Data records:
━━━━━━━━━━━━━━━━
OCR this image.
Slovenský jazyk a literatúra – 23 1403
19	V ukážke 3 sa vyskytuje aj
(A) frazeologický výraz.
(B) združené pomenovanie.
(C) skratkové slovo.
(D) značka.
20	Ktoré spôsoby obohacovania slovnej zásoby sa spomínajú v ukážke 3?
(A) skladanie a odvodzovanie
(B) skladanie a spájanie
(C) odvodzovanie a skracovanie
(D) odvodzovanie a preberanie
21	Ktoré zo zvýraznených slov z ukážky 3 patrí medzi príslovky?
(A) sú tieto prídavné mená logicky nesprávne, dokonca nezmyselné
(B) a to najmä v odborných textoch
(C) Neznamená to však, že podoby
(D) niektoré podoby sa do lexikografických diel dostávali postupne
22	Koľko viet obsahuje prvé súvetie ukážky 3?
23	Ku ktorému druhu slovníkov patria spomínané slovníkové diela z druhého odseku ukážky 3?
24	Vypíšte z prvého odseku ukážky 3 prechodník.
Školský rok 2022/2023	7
━━━━━━━━━━━━━━━━
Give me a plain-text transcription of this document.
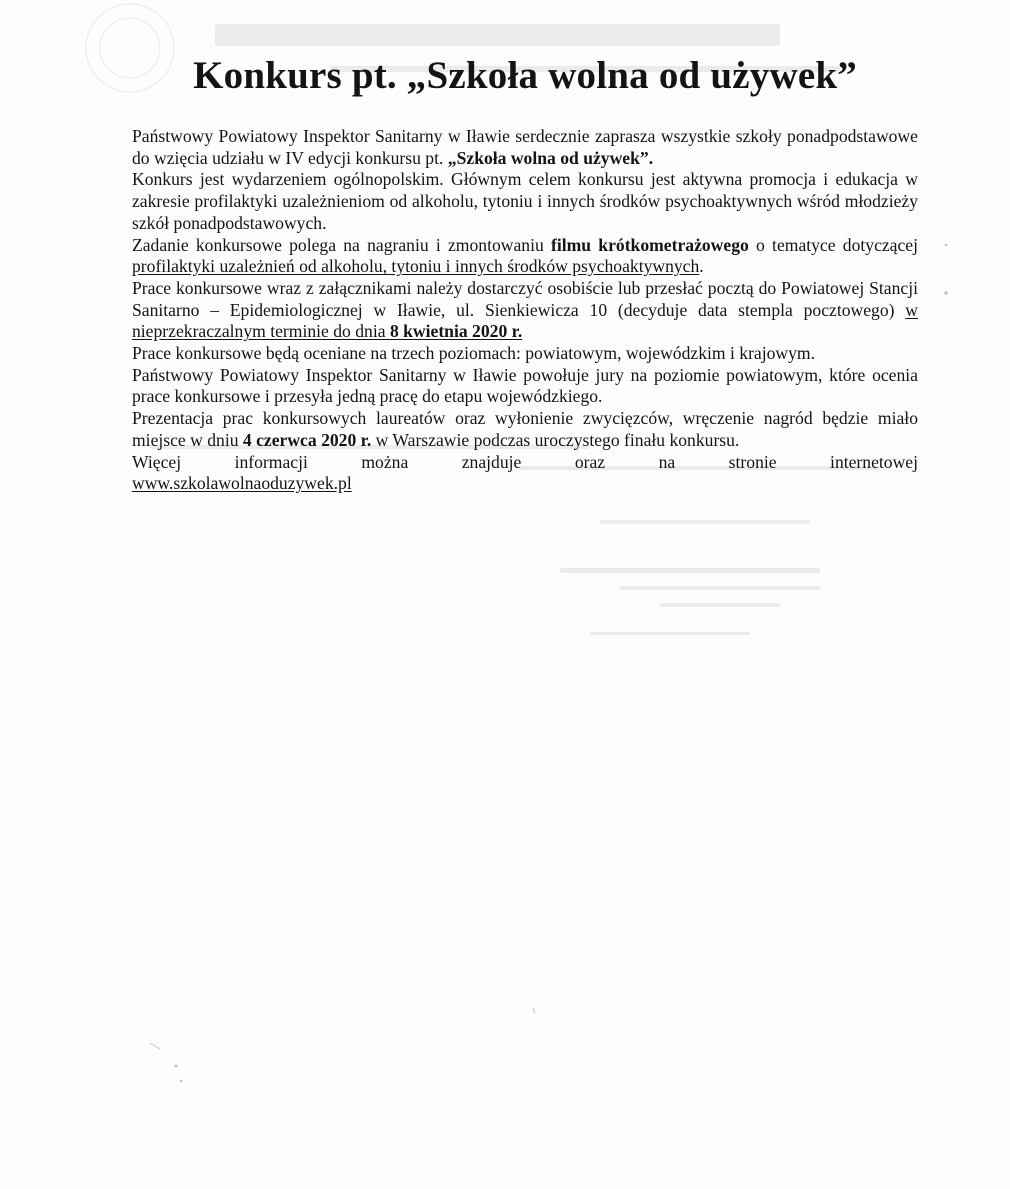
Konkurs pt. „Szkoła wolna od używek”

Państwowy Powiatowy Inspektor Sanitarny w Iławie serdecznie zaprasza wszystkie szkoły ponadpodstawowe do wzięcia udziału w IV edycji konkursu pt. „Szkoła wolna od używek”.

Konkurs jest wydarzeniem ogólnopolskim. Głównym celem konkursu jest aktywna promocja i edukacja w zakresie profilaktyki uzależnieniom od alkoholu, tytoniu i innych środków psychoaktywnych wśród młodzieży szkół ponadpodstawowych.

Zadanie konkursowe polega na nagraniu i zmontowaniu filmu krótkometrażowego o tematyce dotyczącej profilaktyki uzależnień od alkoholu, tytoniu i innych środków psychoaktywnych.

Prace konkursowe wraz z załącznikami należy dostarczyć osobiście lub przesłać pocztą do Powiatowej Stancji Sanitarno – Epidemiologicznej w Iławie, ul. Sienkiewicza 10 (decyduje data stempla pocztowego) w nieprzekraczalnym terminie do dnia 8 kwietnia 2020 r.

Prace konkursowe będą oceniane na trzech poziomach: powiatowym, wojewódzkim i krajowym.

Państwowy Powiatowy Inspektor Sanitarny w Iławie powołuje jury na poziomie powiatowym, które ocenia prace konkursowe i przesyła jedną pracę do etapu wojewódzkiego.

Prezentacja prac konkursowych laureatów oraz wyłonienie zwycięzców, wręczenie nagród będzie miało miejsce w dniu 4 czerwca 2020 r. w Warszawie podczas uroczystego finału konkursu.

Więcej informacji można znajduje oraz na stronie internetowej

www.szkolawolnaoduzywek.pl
━━━━━━━━━━━━━━━━
• [EXERCISE DESCRIPTION]:
Among the lines of the data, identify those with the word "this". Copy each of them.

• [WORKED ANSWER]:
OCR this image.
Give me a plain-text transcription of this document.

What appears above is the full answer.